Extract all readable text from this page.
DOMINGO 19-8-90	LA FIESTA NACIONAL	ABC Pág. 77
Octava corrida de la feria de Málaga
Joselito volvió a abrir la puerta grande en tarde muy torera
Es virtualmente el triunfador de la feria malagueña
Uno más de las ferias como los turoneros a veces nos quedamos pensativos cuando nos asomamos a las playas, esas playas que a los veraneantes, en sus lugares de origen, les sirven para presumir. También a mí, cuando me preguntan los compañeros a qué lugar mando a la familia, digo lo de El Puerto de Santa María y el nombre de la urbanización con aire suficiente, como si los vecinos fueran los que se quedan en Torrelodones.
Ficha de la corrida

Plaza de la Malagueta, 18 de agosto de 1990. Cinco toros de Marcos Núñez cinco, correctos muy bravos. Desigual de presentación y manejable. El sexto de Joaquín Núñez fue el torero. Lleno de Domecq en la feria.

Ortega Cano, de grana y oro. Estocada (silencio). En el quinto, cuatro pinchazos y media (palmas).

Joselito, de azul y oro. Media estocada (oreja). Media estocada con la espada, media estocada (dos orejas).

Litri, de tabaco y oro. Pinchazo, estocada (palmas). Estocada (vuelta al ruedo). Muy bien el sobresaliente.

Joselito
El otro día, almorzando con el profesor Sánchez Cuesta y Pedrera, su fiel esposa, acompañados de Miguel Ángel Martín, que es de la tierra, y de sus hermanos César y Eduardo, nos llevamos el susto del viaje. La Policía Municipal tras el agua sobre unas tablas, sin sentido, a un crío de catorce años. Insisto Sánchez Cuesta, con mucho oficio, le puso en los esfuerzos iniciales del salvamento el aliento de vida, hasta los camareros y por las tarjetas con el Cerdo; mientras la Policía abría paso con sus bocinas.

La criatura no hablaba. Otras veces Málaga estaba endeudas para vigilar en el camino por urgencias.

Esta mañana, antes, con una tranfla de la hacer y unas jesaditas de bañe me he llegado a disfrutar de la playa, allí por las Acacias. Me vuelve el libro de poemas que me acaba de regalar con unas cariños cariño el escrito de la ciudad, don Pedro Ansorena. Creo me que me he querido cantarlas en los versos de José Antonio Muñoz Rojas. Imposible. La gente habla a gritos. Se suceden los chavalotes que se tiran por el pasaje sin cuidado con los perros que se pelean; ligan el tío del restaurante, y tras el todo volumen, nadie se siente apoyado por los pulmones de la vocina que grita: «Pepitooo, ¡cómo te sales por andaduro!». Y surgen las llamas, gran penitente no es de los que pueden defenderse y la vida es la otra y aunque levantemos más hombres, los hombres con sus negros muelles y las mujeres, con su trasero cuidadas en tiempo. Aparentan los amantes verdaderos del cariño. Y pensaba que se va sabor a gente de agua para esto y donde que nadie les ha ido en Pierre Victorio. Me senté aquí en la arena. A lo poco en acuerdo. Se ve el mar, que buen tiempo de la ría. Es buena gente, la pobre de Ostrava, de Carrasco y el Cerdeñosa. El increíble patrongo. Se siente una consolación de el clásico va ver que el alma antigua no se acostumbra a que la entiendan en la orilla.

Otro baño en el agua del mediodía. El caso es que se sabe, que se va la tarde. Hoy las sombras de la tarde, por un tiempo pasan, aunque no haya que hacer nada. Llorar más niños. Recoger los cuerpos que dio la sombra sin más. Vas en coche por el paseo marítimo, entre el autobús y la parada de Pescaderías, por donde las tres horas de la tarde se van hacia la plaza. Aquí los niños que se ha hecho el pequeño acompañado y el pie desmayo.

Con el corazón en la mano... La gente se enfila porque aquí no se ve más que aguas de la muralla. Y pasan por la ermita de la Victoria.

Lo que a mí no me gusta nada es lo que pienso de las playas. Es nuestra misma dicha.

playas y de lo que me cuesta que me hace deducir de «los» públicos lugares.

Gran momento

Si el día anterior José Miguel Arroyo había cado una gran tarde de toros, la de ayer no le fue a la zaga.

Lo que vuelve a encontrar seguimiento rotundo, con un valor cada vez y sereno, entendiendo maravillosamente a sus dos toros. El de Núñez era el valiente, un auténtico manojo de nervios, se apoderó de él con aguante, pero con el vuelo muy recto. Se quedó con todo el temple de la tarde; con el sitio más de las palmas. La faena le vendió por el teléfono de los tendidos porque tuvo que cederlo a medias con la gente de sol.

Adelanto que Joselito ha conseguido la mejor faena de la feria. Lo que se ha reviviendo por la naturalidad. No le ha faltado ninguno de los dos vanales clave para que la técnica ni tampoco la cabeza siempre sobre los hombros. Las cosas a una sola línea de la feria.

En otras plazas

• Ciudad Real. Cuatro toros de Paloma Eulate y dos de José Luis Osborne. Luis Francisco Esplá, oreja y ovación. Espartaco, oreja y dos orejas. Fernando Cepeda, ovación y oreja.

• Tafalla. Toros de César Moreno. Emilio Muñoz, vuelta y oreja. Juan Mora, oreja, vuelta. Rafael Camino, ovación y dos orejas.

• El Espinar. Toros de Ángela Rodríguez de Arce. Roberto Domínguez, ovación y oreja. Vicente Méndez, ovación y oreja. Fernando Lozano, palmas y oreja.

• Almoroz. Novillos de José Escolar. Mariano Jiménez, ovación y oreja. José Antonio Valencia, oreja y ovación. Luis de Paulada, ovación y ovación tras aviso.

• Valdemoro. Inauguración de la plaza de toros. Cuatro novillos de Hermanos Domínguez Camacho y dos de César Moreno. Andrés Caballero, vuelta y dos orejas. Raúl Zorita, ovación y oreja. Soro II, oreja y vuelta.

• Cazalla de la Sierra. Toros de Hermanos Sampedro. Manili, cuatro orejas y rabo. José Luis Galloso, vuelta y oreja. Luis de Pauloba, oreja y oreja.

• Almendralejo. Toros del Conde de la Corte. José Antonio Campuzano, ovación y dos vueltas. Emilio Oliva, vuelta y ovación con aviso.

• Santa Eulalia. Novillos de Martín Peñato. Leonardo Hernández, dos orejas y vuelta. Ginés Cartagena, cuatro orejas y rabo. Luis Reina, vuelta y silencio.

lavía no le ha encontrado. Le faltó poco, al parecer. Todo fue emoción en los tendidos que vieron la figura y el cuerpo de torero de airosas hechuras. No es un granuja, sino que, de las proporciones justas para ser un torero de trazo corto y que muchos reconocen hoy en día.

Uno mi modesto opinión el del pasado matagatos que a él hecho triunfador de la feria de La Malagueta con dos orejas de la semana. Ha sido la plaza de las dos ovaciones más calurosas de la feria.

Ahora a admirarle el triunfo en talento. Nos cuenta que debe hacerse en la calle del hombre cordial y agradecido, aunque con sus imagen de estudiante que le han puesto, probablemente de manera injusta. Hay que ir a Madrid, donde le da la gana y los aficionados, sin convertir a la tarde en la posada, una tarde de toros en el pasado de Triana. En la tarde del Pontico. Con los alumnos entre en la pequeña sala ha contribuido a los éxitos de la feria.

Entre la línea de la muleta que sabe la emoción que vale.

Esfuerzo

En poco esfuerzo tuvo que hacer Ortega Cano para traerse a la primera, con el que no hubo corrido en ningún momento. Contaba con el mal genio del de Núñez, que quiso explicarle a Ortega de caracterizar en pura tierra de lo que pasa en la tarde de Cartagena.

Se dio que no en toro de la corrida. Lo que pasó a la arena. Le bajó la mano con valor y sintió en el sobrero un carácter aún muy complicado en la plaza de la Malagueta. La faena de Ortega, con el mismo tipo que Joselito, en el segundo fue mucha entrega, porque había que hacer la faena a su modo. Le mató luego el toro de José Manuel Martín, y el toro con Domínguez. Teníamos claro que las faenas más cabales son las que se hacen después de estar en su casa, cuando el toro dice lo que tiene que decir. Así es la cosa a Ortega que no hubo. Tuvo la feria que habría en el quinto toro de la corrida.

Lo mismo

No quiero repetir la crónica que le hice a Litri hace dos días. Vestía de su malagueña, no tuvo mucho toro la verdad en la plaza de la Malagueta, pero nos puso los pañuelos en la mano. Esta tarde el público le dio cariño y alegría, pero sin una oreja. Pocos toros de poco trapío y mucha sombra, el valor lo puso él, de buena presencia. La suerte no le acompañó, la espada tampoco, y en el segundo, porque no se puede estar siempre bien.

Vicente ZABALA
_ _ _ _ _
Find every line above that contains the word "vuelve", and return each one.

Esta mañana, antes, con una tranfla de la hacer y unas jesaditas de bañe me he llegado a disfrutar de la playa, allí por las Acacias. Me vuelve el libro de poemas que me acaba de regalar con unas cariños cariño el escrito de la ciudad, don Pedro Ansorena. Creo me que me he querido cantarlas en los versos de José Antonio Muñoz Rojas. Imposible. La gente habla a gritos. Se suceden los chavalotes que se tiran por el pasaje sin cuidado con los perros que se pelean; ligan el tío del restaurante, y tras el todo volumen, nadie se siente apoyado por los pulmones de la vocina que grita: «Pepitooo, ¡cómo te sales por andaduro!». Y surgen las llamas, gran penitente no es de los que pueden defenderse y la vida es la otra y aunque levantemos más hombres, los hombres con sus negros muelles y las mujeres, con su trasero cuidadas en tiempo. Aparentan los amantes verdaderos del cariño. Y pensaba que se va sabor a gente de agua para esto y donde que nadie les ha ido en Pierre Victorio. Me senté aquí en la arena. A lo poco en acuerdo. Se ve el mar, que buen tiempo de la ría. Es buena gente, la pobre de Ostrava, de Carrasco y el Cerdeñosa. El increíble patrongo. Se siente una consolación de el clásico va ver que el alma antigua no se acostumbra a que la entiendan en la orilla.
Lo que vuelve a encontrar seguimiento rotundo, con un valor cada vez y sereno, entendiendo maravillosamente a sus dos toros. El de Núñez era el valiente, un auténtico manojo de nervios, se apoderó de él con aguante, pero con el vuelo muy recto. Se quedó con todo el temple de la tarde; con el sitio más de las palmas. La faena le vendió por el teléfono de los tendidos porque tuvo que cederlo a medias con la gente de sol.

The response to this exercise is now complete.